Teodora placed her offering to Pachamama upon the burning pyre, asking blessings on her family and the family’s business. I offered hot chocolate and bread to my stomach, begging it to stop growling. My stomach was appeased; we’re still waiting on Pachamama.

Copacabana residents await the first rays of light.

A distinct strength of Latin culture is community – commune + unity. The whole town climbed the hill, even the Catholic priest, who maybe didn’t approve of the constant perpetuation of pagan traditions, but who attended because he’s a member of the community. In my wanderings in Copacabana, I mostly just saw tourists and shopkeepers, but hundreds of people came for this annual event.

There were clouds in the sky, so the sun was fashionably late to his own party. As the moment neared, we all stretched our palms toward the horizon, thinking about the past year and everything that was bad and good. The sun’s rays peeked at us through a small opening between distant mountains and the clouds, the sunlight hitting our open palms. I asked myself, “What great things will you do this year? What new light will you bring to yourself and the world?” The main worries that constantly circulate my brain always center around three things: Do I love God enough? Will I find someone that I can love for the rest of my life and beyond? Will I be able to provide for that someone and the children we will raise?

Although the ceremony was cut short by the pesky clouds, the community stayed on the hilltop to talk, eat, burn things, and instill traditions in their children. I was one of the first to leave, in a hurry to catch my bus back to Cochabamba. Maybe it was the centuries old stone steps that I walked on the way down. Or maybe it was the kindness of the hot chocolate that stirred in my belly. Who know, it could even have been the sunlight on my palms. But I was contemplative during the hike down. I had thought about my unchangeable past, and worried about the future. Will this little hilltop change me?

(Listed entries):
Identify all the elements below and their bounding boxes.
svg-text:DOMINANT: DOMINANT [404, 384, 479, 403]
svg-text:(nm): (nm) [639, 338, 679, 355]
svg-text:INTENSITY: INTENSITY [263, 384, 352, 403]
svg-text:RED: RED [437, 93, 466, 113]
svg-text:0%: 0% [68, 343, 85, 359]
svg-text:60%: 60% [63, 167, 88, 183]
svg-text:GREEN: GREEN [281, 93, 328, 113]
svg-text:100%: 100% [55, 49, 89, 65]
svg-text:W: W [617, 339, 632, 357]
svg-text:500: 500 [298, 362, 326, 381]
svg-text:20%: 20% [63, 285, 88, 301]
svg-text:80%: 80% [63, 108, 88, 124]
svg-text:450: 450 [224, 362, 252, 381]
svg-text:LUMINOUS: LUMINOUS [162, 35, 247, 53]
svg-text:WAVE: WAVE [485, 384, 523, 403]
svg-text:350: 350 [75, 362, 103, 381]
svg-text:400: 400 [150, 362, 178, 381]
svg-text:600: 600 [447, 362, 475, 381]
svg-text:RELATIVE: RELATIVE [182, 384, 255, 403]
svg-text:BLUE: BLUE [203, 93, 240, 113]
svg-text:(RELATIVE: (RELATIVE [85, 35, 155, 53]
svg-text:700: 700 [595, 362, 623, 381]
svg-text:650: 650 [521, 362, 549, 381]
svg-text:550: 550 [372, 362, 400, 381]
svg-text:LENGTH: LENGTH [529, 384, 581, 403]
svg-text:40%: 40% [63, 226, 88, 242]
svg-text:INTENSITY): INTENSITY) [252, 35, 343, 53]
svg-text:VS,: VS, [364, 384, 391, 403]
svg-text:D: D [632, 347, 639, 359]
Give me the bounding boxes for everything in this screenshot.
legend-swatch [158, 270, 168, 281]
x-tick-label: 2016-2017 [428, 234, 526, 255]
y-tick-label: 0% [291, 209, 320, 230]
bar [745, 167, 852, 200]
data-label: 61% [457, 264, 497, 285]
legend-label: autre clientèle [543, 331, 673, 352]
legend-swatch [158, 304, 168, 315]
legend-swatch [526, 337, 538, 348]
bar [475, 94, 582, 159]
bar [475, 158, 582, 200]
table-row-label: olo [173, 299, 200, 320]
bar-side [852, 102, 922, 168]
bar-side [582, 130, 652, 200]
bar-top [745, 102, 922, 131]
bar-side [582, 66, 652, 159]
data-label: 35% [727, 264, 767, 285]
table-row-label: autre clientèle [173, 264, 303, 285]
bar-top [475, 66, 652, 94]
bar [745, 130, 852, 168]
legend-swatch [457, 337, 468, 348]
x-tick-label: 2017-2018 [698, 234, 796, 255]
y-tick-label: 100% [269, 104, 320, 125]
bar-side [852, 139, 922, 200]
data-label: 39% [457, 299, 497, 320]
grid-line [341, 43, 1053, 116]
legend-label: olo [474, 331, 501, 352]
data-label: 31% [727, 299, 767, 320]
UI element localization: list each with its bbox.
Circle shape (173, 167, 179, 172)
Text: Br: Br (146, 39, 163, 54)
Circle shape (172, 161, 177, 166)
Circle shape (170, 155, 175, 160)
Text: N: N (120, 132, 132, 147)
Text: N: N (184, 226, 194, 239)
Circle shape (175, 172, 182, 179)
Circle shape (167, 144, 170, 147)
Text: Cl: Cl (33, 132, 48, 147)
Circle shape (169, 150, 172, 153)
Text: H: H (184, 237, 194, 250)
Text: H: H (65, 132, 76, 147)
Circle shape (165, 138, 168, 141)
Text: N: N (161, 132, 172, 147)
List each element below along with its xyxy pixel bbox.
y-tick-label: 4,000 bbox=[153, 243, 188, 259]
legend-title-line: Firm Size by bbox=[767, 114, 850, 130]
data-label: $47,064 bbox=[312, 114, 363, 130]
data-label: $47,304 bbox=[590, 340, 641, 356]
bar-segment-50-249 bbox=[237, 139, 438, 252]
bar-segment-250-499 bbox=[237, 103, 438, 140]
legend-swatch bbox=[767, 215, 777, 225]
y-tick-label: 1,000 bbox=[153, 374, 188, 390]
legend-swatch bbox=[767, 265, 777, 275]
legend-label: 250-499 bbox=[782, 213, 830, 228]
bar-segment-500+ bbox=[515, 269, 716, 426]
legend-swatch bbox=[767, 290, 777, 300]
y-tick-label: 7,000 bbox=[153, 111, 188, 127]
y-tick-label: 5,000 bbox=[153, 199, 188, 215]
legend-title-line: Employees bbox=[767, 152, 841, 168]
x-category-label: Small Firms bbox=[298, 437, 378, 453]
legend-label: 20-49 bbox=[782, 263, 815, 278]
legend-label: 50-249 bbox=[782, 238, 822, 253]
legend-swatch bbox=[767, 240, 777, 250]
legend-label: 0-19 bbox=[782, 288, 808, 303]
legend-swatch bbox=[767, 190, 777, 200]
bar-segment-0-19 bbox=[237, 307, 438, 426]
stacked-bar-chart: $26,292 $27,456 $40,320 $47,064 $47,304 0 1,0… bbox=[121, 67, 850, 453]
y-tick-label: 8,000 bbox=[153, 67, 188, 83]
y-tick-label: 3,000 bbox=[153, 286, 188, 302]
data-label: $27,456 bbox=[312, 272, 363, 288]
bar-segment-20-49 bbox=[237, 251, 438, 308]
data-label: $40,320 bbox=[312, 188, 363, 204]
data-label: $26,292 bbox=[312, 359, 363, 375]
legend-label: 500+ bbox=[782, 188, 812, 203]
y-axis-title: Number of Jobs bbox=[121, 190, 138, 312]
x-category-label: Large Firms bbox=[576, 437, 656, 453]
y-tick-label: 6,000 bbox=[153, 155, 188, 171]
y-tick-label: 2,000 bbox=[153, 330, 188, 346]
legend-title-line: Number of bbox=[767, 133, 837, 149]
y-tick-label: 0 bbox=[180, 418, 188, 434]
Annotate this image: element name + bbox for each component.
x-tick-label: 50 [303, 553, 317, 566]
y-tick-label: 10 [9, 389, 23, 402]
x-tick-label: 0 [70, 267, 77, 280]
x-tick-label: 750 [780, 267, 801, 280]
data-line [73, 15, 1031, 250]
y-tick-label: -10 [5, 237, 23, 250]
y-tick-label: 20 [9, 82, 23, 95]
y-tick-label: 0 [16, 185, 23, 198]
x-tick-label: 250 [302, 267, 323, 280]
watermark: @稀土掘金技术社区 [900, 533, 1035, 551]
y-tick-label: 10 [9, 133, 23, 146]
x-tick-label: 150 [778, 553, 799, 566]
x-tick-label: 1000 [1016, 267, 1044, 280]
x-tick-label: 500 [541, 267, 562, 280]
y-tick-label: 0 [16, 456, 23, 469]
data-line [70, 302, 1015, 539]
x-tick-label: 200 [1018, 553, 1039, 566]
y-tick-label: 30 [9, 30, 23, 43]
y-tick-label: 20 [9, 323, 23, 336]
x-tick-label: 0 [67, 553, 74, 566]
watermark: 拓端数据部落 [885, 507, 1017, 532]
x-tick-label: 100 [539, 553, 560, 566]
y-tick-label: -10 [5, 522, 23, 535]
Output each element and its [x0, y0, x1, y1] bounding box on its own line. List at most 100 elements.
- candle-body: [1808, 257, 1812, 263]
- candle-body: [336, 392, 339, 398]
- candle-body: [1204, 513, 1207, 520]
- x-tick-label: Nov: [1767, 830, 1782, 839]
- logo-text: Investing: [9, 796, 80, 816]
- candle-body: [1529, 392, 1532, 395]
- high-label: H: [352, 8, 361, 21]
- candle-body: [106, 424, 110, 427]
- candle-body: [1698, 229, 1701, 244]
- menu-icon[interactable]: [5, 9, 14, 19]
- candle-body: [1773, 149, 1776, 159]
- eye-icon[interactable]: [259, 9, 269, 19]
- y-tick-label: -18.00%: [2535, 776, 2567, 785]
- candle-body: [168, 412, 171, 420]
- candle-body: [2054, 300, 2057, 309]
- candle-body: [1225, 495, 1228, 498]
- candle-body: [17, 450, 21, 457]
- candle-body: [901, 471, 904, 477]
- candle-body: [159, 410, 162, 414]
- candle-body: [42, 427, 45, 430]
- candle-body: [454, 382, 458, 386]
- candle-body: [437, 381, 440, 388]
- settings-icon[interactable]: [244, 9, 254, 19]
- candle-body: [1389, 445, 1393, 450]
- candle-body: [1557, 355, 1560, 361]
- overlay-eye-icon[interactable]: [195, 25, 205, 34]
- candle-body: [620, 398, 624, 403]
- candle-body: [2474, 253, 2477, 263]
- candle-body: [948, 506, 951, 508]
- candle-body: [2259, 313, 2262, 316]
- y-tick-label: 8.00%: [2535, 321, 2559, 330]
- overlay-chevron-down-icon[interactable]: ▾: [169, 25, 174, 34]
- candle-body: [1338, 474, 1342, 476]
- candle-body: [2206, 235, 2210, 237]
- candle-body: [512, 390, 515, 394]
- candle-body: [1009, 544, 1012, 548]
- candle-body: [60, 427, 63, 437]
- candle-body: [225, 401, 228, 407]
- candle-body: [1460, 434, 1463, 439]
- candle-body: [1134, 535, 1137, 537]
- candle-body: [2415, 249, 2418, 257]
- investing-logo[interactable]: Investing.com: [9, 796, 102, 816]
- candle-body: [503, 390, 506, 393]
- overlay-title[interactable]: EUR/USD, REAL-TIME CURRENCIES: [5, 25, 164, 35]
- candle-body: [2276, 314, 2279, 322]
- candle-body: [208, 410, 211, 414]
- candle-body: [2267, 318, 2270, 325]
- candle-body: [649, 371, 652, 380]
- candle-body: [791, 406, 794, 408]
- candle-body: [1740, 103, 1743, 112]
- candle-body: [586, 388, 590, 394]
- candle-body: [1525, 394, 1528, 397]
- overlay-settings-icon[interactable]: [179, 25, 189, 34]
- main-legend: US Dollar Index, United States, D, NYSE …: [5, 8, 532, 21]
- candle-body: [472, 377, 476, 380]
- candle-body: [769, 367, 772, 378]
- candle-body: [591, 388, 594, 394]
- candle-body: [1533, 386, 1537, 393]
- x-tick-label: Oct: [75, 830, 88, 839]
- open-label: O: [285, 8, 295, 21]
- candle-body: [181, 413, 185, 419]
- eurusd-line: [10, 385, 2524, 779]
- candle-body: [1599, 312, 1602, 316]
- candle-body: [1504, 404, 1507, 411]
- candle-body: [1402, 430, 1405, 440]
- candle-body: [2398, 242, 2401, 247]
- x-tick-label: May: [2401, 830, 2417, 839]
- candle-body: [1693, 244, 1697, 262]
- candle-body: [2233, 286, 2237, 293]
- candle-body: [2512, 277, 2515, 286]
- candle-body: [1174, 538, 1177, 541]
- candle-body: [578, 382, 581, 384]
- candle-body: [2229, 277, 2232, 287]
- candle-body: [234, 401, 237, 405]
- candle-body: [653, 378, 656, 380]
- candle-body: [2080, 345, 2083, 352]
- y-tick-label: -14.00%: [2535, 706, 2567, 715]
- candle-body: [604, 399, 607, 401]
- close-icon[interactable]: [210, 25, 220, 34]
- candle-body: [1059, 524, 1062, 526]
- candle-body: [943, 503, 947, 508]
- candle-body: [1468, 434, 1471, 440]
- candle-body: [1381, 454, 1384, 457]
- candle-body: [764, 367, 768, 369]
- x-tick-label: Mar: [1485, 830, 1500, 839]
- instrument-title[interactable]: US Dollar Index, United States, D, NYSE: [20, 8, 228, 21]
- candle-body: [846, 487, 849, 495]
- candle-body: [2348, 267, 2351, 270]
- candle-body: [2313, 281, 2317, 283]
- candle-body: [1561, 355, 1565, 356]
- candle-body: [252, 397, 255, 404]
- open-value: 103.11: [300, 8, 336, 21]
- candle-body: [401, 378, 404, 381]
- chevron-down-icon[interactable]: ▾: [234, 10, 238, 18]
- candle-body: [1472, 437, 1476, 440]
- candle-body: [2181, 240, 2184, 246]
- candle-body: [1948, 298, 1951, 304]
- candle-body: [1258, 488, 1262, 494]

(Task instructions):
a: Could you quote the sunrise ceremony account word for word, starting with "Teodora placed her" and going on through "this annual event."?
b: Answer each question from the sunrise ceremony account:
(i) What did Teodora ask blessings on?
(ii) Which religious figure climbed the hill along with the town?
(iii) Where was the narrator's bus going?
c: Does each statement agree with the sunrise ceremony account? Give yes or no and quote the words that decide it.
(i) The sun came up on time.
(ii) The narrator offered hot chocolate and bread to Pachamama.
(iii) The community stayed on the hilltop after the ceremony.

(Answers to the tasks):
a:
Teodora placed her offering to Pachamama upon the burning pyre, asking blessings on her family and the family’s business. I offered hot chocolate and bread to my stomach, begging it to stop growling. My stomach was appeased; we’re still waiting on Pachamama.

Copacabana residents await the first rays of light.

A distinct strength of Latin culture is community – commune + unity. The whole town climbed the hill, even the Catholic priest, who maybe didn’t approve of the constant perpetuation of pagan traditions, but who attended because he’s a member of the community. In my wanderings in Copacabana, I mostly just saw tourists and shopkeepers, but hundreds of people came for this annual event.

b:
(i) Her family and the family's business.
(ii) The Catholic priest.
(iii) Back to Cochabamba.

c:
(i) No: "the sun was fashionably late to his own party."
(ii) No: "I offered hot chocolate and bread to my stomach, begging it to stop growling."
(iii) Yes: "the community stayed on the hilltop to talk, eat, burn things, and instill traditions in their children."